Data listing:
[start]
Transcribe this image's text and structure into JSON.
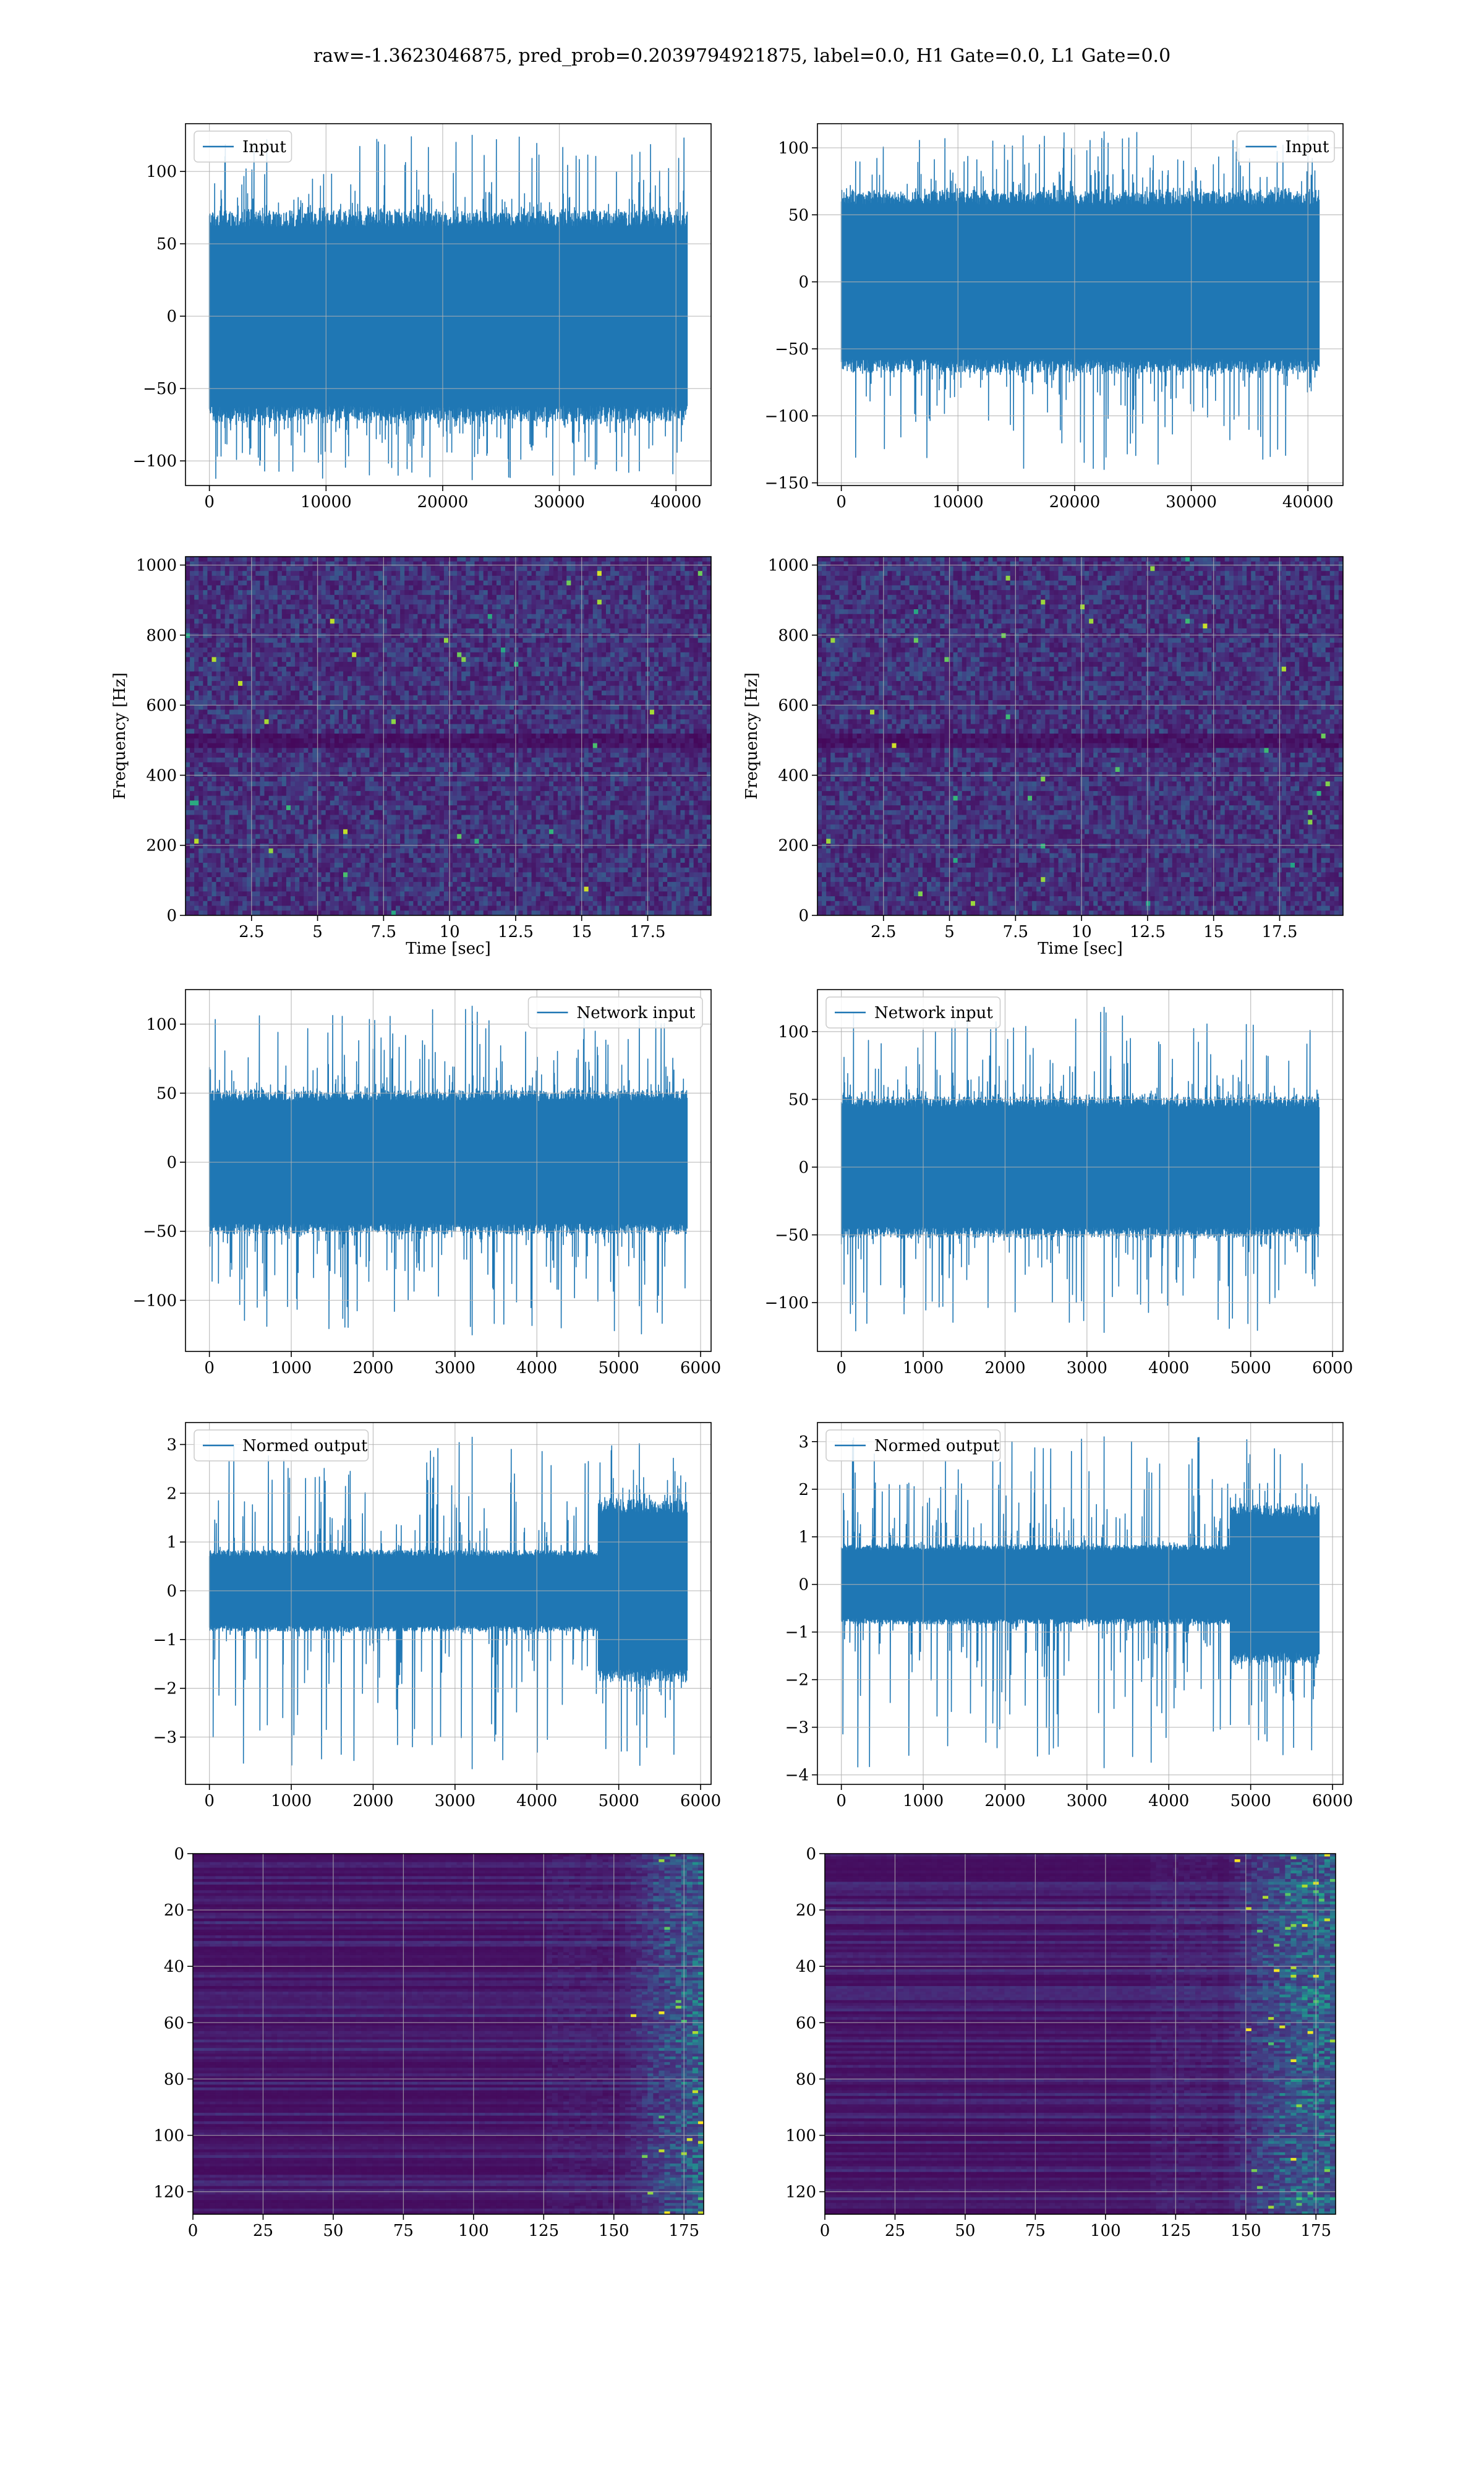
{
  "figure": {
    "suptitle": "raw=-1.3623046875, pred_prob=0.2039794921875, label=0.0, H1 Gate=0.0, L1 Gate=0.0"
  },
  "colors": {
    "line": "#1f77b4",
    "viridis_dark": "#440154",
    "viridis_mid": "#21918c",
    "viridis_light": "#fde725",
    "grid": "#b0b0b0"
  },
  "chart_data": [
    {
      "id": "input_left",
      "type": "line",
      "title": "",
      "xlabel": "",
      "ylabel": "",
      "legend": {
        "labels": [
          "Input"
        ],
        "position": "upper left"
      },
      "series": [
        {
          "name": "Input",
          "n": 40960,
          "envelope_p99": 70,
          "spike_max": 125,
          "spike_min": -113
        }
      ],
      "xlim": [
        -2048,
        43008
      ],
      "ylim": [
        -117,
        133
      ],
      "xticks": [
        0,
        10000,
        20000,
        30000,
        40000
      ],
      "yticks": [
        -100,
        -50,
        0,
        50,
        100
      ],
      "grid": true
    },
    {
      "id": "input_right",
      "type": "line",
      "title": "",
      "xlabel": "",
      "ylabel": "",
      "legend": {
        "labels": [
          "Input"
        ],
        "position": "upper right"
      },
      "series": [
        {
          "name": "Input",
          "n": 40960,
          "envelope_p99": 65,
          "spike_max": 112,
          "spike_min": -140
        }
      ],
      "xlim": [
        -2048,
        43008
      ],
      "ylim": [
        -152,
        118
      ],
      "xticks": [
        0,
        10000,
        20000,
        30000,
        40000
      ],
      "yticks": [
        -150,
        -100,
        -50,
        0,
        50,
        100
      ],
      "grid": true
    },
    {
      "id": "spec_left",
      "type": "heatmap",
      "title": "",
      "xlabel": "Time [sec]",
      "ylabel": "Frequency [Hz]",
      "colormap": "viridis",
      "xlim": [
        0,
        19.9
      ],
      "ylim": [
        0,
        1024
      ],
      "xticks": [
        2.5,
        5.0,
        7.5,
        10.0,
        12.5,
        15.0,
        17.5
      ],
      "yticks": [
        0,
        200,
        400,
        600,
        800,
        1000
      ],
      "notes": "broadband noise with a dark band near 480-520 Hz",
      "grid": true
    },
    {
      "id": "spec_right",
      "type": "heatmap",
      "title": "",
      "xlabel": "Time [sec]",
      "ylabel": "Frequency [Hz]",
      "colormap": "viridis",
      "xlim": [
        0,
        19.9
      ],
      "ylim": [
        0,
        1024
      ],
      "xticks": [
        2.5,
        5.0,
        7.5,
        10.0,
        12.5,
        15.0,
        17.5
      ],
      "yticks": [
        0,
        200,
        400,
        600,
        800,
        1000
      ],
      "notes": "broadband noise with a dark band near 480-520 Hz",
      "grid": true
    },
    {
      "id": "net_left",
      "type": "line",
      "title": "",
      "xlabel": "",
      "ylabel": "",
      "legend": {
        "labels": [
          "Network input"
        ],
        "position": "upper right"
      },
      "series": [
        {
          "name": "Network input",
          "n": 5836,
          "envelope_p99": 50,
          "spike_max": 113,
          "spike_min": -125
        }
      ],
      "xlim": [
        -292,
        6128
      ],
      "ylim": [
        -137,
        125
      ],
      "xticks": [
        0,
        1000,
        2000,
        3000,
        4000,
        5000,
        6000
      ],
      "yticks": [
        -100,
        -50,
        0,
        50,
        100
      ],
      "grid": true
    },
    {
      "id": "net_right",
      "type": "line",
      "title": "",
      "xlabel": "",
      "ylabel": "",
      "legend": {
        "labels": [
          "Network input"
        ],
        "position": "upper left"
      },
      "series": [
        {
          "name": "Network input",
          "n": 5836,
          "envelope_p99": 50,
          "spike_max": 118,
          "spike_min": -122
        }
      ],
      "xlim": [
        -292,
        6128
      ],
      "ylim": [
        -136,
        131
      ],
      "xticks": [
        0,
        1000,
        2000,
        3000,
        4000,
        5000,
        6000
      ],
      "yticks": [
        -100,
        -50,
        0,
        50,
        100
      ],
      "grid": true
    },
    {
      "id": "norm_left",
      "type": "line",
      "title": "",
      "xlabel": "",
      "ylabel": "",
      "legend": {
        "labels": [
          "Normed output"
        ],
        "position": "upper left"
      },
      "series": [
        {
          "name": "Normed output",
          "n": 5836,
          "envelope_p99": 0.8,
          "late_envelope_p99": 1.8,
          "transition_x": 4750,
          "spike_max": 3.15,
          "spike_min": -3.65
        }
      ],
      "xlim": [
        -292,
        6128
      ],
      "ylim": [
        -3.97,
        3.45
      ],
      "xticks": [
        0,
        1000,
        2000,
        3000,
        4000,
        5000,
        6000
      ],
      "yticks": [
        -3,
        -2,
        -1,
        0,
        1,
        2,
        3
      ],
      "grid": true
    },
    {
      "id": "norm_right",
      "type": "line",
      "title": "",
      "xlabel": "",
      "ylabel": "",
      "legend": {
        "labels": [
          "Normed output"
        ],
        "position": "upper left"
      },
      "series": [
        {
          "name": "Normed output",
          "n": 5836,
          "envelope_p99": 0.8,
          "late_envelope_p99": 1.6,
          "transition_x": 4750,
          "spike_max": 3.1,
          "spike_min": -3.85
        }
      ],
      "xlim": [
        -292,
        6128
      ],
      "ylim": [
        -4.2,
        3.4
      ],
      "xticks": [
        0,
        1000,
        2000,
        3000,
        4000,
        5000,
        6000
      ],
      "yticks": [
        -4,
        -3,
        -2,
        -1,
        0,
        1,
        2,
        3
      ],
      "grid": true
    },
    {
      "id": "feat_left",
      "type": "heatmap",
      "title": "",
      "xlabel": "",
      "ylabel": "",
      "colormap": "viridis",
      "rows": 128,
      "cols": 182,
      "xlim": [
        0,
        182
      ],
      "ylim": [
        128,
        0
      ],
      "xticks": [
        0,
        25,
        50,
        75,
        100,
        125,
        150,
        175
      ],
      "yticks": [
        0,
        20,
        40,
        60,
        80,
        100,
        120
      ],
      "notes": "activations brighten strongly after column ~150",
      "grid": true
    },
    {
      "id": "feat_right",
      "type": "heatmap",
      "title": "",
      "xlabel": "",
      "ylabel": "",
      "colormap": "viridis",
      "rows": 128,
      "cols": 182,
      "xlim": [
        0,
        182
      ],
      "ylim": [
        128,
        0
      ],
      "xticks": [
        0,
        25,
        50,
        75,
        100,
        125,
        150,
        175
      ],
      "yticks": [
        0,
        20,
        40,
        60,
        80,
        100,
        120
      ],
      "notes": "activations brighten strongly after column ~140",
      "grid": true
    }
  ]
}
[end]
**STATED GOAL**.
Leave the images out, please, and restate each line word for word.

**ANSWER TO THIS TASK**.
Transcribe this image's text and structure into JSON.
{
  "figure": {
    "suptitle": "raw=-1.3623046875, pred_prob=0.2039794921875, label=0.0, H1 Gate=0.0, L1 Gate=0.0"
  },
  "colors": {
    "line": "#1f77b4",
    "viridis_dark": "#440154",
    "viridis_mid": "#21918c",
    "viridis_light": "#fde725",
    "grid": "#b0b0b0"
  },
  "chart_data": [
    {
      "id": "input_left",
      "type": "line",
      "title": "",
      "xlabel": "",
      "ylabel": "",
      "legend": {
        "labels": [
          "Input"
        ],
        "position": "upper left"
      },
      "series": [
        {
          "name": "Input",
          "n": 40960,
          "envelope_p99": 70,
          "spike_max": 125,
          "spike_min": -113
        }
      ],
      "xlim": [
        -2048,
        43008
      ],
      "ylim": [
        -117,
        133
      ],
      "xticks": [
        0,
        10000,
        20000,
        30000,
        40000
      ],
      "yticks": [
        -100,
        -50,
        0,
        50,
        100
      ],
      "grid": true
    },
    {
      "id": "input_right",
      "type": "line",
      "title": "",
      "xlabel": "",
      "ylabel": "",
      "legend": {
        "labels": [
          "Input"
        ],
        "position": "upper right"
      },
      "series": [
        {
          "name": "Input",
          "n": 40960,
          "envelope_p99": 65,
          "spike_max": 112,
          "spike_min": -140
        }
      ],
      "xlim": [
        -2048,
        43008
      ],
      "ylim": [
        -152,
        118
      ],
      "xticks": [
        0,
        10000,
        20000,
        30000,
        40000
      ],
      "yticks": [
        -150,
        -100,
        -50,
        0,
        50,
        100
      ],
      "grid": true
    },
    {
      "id": "spec_left",
      "type": "heatmap",
      "title": "",
      "xlabel": "Time [sec]",
      "ylabel": "Frequency [Hz]",
      "colormap": "viridis",
      "xlim": [
        0,
        19.9
      ],
      "ylim": [
        0,
        1024
      ],
      "xticks": [
        2.5,
        5.0,
        7.5,
        10.0,
        12.5,
        15.0,
        17.5
      ],
      "yticks": [
        0,
        200,
        400,
        600,
        800,
        1000
      ],
      "notes": "broadband noise with a dark band near 480-520 Hz",
      "grid": true
    },
    {
      "id": "spec_right",
      "type": "heatmap",
      "title": "",
      "xlabel": "Time [sec]",
      "ylabel": "Frequency [Hz]",
      "colormap": "viridis",
      "xlim": [
        0,
        19.9
      ],
      "ylim": [
        0,
        1024
      ],
      "xticks": [
        2.5,
        5.0,
        7.5,
        10.0,
        12.5,
        15.0,
        17.5
      ],
      "yticks": [
        0,
        200,
        400,
        600,
        800,
        1000
      ],
      "notes": "broadband noise with a dark band near 480-520 Hz",
      "grid": true
    },
    {
      "id": "net_left",
      "type": "line",
      "title": "",
      "xlabel": "",
      "ylabel": "",
      "legend": {
        "labels": [
          "Network input"
        ],
        "position": "upper right"
      },
      "series": [
        {
          "name": "Network input",
          "n": 5836,
          "envelope_p99": 50,
          "spike_max": 113,
          "spike_min": -125
        }
      ],
      "xlim": [
        -292,
        6128
      ],
      "ylim": [
        -137,
        125
      ],
      "xticks": [
        0,
        1000,
        2000,
        3000,
        4000,
        5000,
        6000
      ],
      "yticks": [
        -100,
        -50,
        0,
        50,
        100
      ],
      "grid": true
    },
    {
      "id": "net_right",
      "type": "line",
      "title": "",
      "xlabel": "",
      "ylabel": "",
      "legend": {
        "labels": [
          "Network input"
        ],
        "position": "upper left"
      },
      "series": [
        {
          "name": "Network input",
          "n": 5836,
          "envelope_p99": 50,
          "spike_max": 118,
          "spike_min": -122
        }
      ],
      "xlim": [
        -292,
        6128
      ],
      "ylim": [
        -136,
        131
      ],
      "xticks": [
        0,
        1000,
        2000,
        3000,
        4000,
        5000,
        6000
      ],
      "yticks": [
        -100,
        -50,
        0,
        50,
        100
      ],
      "grid": true
    },
    {
      "id": "norm_left",
      "type": "line",
      "title": "",
      "xlabel": "",
      "ylabel": "",
      "legend": {
        "labels": [
          "Normed output"
        ],
        "position": "upper left"
      },
      "series": [
        {
          "name": "Normed output",
          "n": 5836,
          "envelope_p99": 0.8,
          "late_envelope_p99": 1.8,
          "transition_x": 4750,
          "spike_max": 3.15,
          "spike_min": -3.65
        }
      ],
      "xlim": [
        -292,
        6128
      ],
      "ylim": [
        -3.97,
        3.45
      ],
      "xticks": [
        0,
        1000,
        2000,
        3000,
        4000,
        5000,
        6000
      ],
      "yticks": [
        -3,
        -2,
        -1,
        0,
        1,
        2,
        3
      ],
      "grid": true
    },
    {
      "id": "norm_right",
      "type": "line",
      "title": "",
      "xlabel": "",
      "ylabel": "",
      "legend": {
        "labels": [
          "Normed output"
        ],
        "position": "upper left"
      },
      "series": [
        {
          "name": "Normed output",
          "n": 5836,
          "envelope_p99": 0.8,
          "late_envelope_p99": 1.6,
          "transition_x": 4750,
          "spike_max": 3.1,
          "spike_min": -3.85
        }
      ],
      "xlim": [
        -292,
        6128
      ],
      "ylim": [
        -4.2,
        3.4
      ],
      "xticks": [
        0,
        1000,
        2000,
        3000,
        4000,
        5000,
        6000
      ],
      "yticks": [
        -4,
        -3,
        -2,
        -1,
        0,
        1,
        2,
        3
      ],
      "grid": true
    },
    {
      "id": "feat_left",
      "type": "heatmap",
      "title": "",
      "xlabel": "",
      "ylabel": "",
      "colormap": "viridis",
      "rows": 128,
      "cols": 182,
      "xlim": [
        0,
        182
      ],
      "ylim": [
        128,
        0
      ],
      "xticks": [
        0,
        25,
        50,
        75,
        100,
        125,
        150,
        175
      ],
      "yticks": [
        0,
        20,
        40,
        60,
        80,
        100,
        120
      ],
      "notes": "activations brighten strongly after column ~150",
      "grid": true
    },
    {
      "id": "feat_right",
      "type": "heatmap",
      "title": "",
      "xlabel": "",
      "ylabel": "",
      "colormap": "viridis",
      "rows": 128,
      "cols": 182,
      "xlim": [
        0,
        182
      ],
      "ylim": [
        128,
        0
      ],
      "xticks": [
        0,
        25,
        50,
        75,
        100,
        125,
        150,
        175
      ],
      "yticks": [
        0,
        20,
        40,
        60,
        80,
        100,
        120
      ],
      "notes": "activations brighten strongly after column ~140",
      "grid": true
    }
  ]
}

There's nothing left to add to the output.